[Collection entries]
______
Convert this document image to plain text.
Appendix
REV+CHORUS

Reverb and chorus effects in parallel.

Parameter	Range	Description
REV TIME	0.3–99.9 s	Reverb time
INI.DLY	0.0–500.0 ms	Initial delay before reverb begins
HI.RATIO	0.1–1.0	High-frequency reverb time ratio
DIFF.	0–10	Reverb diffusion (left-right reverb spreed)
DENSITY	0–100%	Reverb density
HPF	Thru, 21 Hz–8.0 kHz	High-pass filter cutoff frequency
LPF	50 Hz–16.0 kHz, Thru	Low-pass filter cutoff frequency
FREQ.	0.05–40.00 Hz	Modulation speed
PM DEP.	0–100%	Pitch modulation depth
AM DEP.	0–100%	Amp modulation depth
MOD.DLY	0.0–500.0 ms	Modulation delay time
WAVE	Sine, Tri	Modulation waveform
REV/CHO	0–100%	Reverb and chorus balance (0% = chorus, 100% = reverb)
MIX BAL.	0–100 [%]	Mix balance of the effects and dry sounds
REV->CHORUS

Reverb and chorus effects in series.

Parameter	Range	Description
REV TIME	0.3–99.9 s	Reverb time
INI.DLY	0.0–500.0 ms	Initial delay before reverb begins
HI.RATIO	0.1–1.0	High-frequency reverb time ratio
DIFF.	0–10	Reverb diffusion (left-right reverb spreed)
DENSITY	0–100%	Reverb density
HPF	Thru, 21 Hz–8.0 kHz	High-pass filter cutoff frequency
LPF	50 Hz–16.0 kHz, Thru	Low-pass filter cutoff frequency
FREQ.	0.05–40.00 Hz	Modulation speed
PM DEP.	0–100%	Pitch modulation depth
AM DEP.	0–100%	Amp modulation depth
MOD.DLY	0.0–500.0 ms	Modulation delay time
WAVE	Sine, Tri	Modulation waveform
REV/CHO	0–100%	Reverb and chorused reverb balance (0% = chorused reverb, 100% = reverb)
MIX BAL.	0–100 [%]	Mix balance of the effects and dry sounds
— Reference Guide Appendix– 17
______
> **Prompt**: Faithfully reproduce all of the records, character for character.

> **Complete output**:
Convert this document image to plain text.
Appendix
REV+CHORUS

Reverb and chorus effects in parallel.

Parameter	Range	Description
REV TIME	0.3–99.9 s	Reverb time
INI.DLY	0.0–500.0 ms	Initial delay before reverb begins
HI.RATIO	0.1–1.0	High-frequency reverb time ratio
DIFF.	0–10	Reverb diffusion (left-right reverb spreed)
DENSITY	0–100%	Reverb density
HPF	Thru, 21 Hz–8.0 kHz	High-pass filter cutoff frequency
LPF	50 Hz–16.0 kHz, Thru	Low-pass filter cutoff frequency
FREQ.	0.05–40.00 Hz	Modulation speed
PM DEP.	0–100%	Pitch modulation depth
AM DEP.	0–100%	Amp modulation depth
MOD.DLY	0.0–500.0 ms	Modulation delay time
WAVE	Sine, Tri	Modulation waveform
REV/CHO	0–100%	Reverb and chorus balance (0% = chorus, 100% = reverb)
MIX BAL.	0–100 [%]	Mix balance of the effects and dry sounds
REV->CHORUS

Reverb and chorus effects in series.

Parameter	Range	Description
REV TIME	0.3–99.9 s	Reverb time
INI.DLY	0.0–500.0 ms	Initial delay before reverb begins
HI.RATIO	0.1–1.0	High-frequency reverb time ratio
DIFF.	0–10	Reverb diffusion (left-right reverb spreed)
DENSITY	0–100%	Reverb density
HPF	Thru, 21 Hz–8.0 kHz	High-pass filter cutoff frequency
LPF	50 Hz–16.0 kHz, Thru	Low-pass filter cutoff frequency
FREQ.	0.05–40.00 Hz	Modulation speed
PM DEP.	0–100%	Pitch modulation depth
AM DEP.	0–100%	Amp modulation depth
MOD.DLY	0.0–500.0 ms	Modulation delay time
WAVE	Sine, Tri	Modulation waveform
REV/CHO	0–100%	Reverb and chorused reverb balance (0% = chorused reverb, 100% = reverb)
MIX BAL.	0–100 [%]	Mix balance of the effects and dry sounds
— Reference Guide Appendix– 17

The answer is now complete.